- **WHAT TO WORK ON**
Produce an exact copy of the lines from the line that contains "Output the text content of this document." to the end of the listing below.

- **STORED RECORDS**
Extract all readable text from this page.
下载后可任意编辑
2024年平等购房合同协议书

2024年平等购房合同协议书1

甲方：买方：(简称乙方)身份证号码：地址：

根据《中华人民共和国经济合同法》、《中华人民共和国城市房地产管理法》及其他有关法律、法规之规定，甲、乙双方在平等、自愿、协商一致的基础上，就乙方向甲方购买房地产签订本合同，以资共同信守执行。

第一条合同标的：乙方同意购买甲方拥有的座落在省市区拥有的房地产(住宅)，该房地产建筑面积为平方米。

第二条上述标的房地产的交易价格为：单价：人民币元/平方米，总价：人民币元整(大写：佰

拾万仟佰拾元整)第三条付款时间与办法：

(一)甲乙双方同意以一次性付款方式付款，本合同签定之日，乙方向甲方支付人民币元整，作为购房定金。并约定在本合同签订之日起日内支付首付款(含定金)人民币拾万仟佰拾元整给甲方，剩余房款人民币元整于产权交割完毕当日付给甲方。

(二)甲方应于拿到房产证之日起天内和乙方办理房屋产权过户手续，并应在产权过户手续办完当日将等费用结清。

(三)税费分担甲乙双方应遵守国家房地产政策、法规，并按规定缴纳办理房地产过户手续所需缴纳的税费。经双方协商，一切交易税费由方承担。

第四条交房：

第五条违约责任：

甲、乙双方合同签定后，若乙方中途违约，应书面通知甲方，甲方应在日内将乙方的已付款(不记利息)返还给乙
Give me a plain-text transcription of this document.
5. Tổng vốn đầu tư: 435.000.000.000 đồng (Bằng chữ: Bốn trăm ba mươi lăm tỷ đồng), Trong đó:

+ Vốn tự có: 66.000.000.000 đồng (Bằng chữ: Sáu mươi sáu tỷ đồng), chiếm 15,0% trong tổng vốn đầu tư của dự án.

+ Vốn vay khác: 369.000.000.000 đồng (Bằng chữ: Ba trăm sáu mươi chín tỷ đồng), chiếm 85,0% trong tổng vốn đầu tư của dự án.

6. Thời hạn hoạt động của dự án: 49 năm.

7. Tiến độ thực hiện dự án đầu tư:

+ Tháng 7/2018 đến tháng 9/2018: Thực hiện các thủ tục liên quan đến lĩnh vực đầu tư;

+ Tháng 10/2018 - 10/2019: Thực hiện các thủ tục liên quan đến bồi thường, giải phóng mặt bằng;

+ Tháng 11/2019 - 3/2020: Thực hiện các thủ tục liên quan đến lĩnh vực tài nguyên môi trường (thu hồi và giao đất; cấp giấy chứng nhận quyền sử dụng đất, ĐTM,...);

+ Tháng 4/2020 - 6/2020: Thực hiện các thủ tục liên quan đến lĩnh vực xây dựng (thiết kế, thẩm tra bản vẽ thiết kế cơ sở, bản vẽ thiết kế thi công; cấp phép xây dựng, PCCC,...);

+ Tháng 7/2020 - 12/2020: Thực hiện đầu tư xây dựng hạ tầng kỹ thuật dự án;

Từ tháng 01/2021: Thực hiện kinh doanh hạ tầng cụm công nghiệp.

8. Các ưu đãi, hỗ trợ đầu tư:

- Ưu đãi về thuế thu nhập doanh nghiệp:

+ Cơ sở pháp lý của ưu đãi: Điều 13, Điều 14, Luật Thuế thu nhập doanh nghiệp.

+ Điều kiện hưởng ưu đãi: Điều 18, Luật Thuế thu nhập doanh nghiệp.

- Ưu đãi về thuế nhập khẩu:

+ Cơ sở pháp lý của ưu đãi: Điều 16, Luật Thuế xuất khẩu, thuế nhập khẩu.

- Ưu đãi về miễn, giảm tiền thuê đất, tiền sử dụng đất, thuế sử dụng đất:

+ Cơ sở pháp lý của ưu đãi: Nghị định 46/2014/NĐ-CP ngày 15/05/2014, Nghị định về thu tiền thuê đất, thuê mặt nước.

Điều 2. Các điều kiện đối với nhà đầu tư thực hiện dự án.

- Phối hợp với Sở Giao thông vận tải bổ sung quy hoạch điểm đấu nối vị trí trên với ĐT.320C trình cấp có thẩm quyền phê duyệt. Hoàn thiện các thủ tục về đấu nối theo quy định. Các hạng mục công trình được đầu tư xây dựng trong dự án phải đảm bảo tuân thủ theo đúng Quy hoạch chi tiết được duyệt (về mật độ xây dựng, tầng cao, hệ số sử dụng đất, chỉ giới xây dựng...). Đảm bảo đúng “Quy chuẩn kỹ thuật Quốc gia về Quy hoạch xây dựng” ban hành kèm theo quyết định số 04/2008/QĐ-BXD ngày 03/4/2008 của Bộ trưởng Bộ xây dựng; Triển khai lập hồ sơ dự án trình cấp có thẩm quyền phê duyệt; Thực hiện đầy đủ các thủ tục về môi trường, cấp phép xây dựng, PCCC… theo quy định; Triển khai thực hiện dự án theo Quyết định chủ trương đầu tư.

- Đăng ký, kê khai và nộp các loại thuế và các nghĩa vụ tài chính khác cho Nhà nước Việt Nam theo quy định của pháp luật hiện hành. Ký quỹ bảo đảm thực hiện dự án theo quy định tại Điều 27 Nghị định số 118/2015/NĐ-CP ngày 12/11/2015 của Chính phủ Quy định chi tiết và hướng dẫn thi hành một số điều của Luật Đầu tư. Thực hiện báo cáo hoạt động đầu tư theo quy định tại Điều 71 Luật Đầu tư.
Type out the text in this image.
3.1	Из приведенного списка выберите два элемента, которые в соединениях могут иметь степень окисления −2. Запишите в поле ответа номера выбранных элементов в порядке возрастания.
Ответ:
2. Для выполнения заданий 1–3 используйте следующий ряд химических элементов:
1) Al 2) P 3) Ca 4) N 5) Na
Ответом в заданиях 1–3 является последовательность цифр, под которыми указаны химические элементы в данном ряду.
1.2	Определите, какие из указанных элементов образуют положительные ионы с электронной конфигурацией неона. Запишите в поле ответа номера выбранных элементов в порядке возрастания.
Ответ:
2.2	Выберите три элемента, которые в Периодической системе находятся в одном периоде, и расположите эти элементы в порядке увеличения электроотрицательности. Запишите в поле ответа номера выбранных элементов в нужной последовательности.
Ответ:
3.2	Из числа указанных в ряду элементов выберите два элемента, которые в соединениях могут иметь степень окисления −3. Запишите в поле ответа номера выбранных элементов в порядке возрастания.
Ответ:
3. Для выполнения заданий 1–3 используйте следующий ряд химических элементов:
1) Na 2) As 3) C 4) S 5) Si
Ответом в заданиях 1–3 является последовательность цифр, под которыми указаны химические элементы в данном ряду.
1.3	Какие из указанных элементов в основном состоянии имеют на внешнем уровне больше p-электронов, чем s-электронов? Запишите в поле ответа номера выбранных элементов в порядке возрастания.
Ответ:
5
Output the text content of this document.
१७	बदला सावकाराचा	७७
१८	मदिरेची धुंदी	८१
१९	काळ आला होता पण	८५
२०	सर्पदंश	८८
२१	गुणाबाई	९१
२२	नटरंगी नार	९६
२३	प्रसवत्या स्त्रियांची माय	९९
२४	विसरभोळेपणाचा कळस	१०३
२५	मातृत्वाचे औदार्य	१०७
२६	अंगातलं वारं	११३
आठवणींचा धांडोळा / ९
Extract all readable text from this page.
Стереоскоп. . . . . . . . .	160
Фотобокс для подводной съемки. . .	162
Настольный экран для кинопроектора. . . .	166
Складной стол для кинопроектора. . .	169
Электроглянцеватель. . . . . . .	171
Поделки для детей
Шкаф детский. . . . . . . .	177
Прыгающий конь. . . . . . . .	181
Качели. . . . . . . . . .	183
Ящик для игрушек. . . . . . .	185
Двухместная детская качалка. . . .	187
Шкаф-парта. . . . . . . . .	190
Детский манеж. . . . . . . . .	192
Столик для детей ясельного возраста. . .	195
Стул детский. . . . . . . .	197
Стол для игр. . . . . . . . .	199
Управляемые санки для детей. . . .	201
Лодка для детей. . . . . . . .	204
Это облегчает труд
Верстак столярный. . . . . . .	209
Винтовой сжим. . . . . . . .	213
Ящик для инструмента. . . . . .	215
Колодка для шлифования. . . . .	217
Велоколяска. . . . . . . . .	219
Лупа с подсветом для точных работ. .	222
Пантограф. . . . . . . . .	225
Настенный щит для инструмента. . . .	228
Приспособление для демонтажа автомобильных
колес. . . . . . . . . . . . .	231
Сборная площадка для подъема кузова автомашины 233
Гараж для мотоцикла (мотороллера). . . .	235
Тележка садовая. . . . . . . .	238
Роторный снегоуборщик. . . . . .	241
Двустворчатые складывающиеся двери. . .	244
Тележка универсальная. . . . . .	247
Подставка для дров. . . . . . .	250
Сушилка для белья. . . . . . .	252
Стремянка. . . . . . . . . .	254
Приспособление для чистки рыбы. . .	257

- **WRITTEN ANSWER**
Output the text content of this document.
१७	बदला सावकाराचा	७७
१८	मदिरेची धुंदी	८१
१९	काळ आला होता पण	८५
२०	सर्पदंश	८८
२१	गुणाबाई	९१
२२	नटरंगी नार	९६
२३	प्रसवत्या स्त्रियांची माय	९९
२४	विसरभोळेपणाचा कळस	१०३
२५	मातृत्वाचे औदार्य	१०७
२६	अंगातलं वारं	११३
आठवणींचा धांडोळा / ९
Extract all readable text from this page.
Стереоскоп. . . . . . . . .	160
Фотобокс для подводной съемки. . .	162
Настольный экран для кинопроектора. . . .	166
Складной стол для кинопроектора. . .	169
Электроглянцеватель. . . . . . .	171
Поделки для детей
Шкаф детский. . . . . . . .	177
Прыгающий конь. . . . . . . .	181
Качели. . . . . . . . . .	183
Ящик для игрушек. . . . . . .	185
Двухместная детская качалка. . . .	187
Шкаф-парта. . . . . . . . .	190
Детский манеж. . . . . . . . .	192
Столик для детей ясельного возраста. . .	195
Стул детский. . . . . . . .	197
Стол для игр. . . . . . . . .	199
Управляемые санки для детей. . . .	201
Лодка для детей. . . . . . . .	204
Это облегчает труд
Верстак столярный. . . . . . .	209
Винтовой сжим. . . . . . . .	213
Ящик для инструмента. . . . . .	215
Колодка для шлифования. . . . .	217
Велоколяска. . . . . . . . .	219
Лупа с подсветом для точных работ. .	222
Пантограф. . . . . . . . .	225
Настенный щит для инструмента. . . .	228
Приспособление для демонтажа автомобильных
колес. . . . . . . . . . . . .	231
Сборная площадка для подъема кузова автомашины 233
Гараж для мотоцикла (мотороллера). . . .	235
Тележка садовая. . . . . . . .	238
Роторный снегоуборщик. . . . . .	241
Двустворчатые складывающиеся двери. . .	244
Тележка универсальная. . . . . .	247
Подставка для дров. . . . . . .	250
Сушилка для белья. . . . . . .	252
Стремянка. . . . . . . . . .	254
Приспособление для чистки рыбы. . .	257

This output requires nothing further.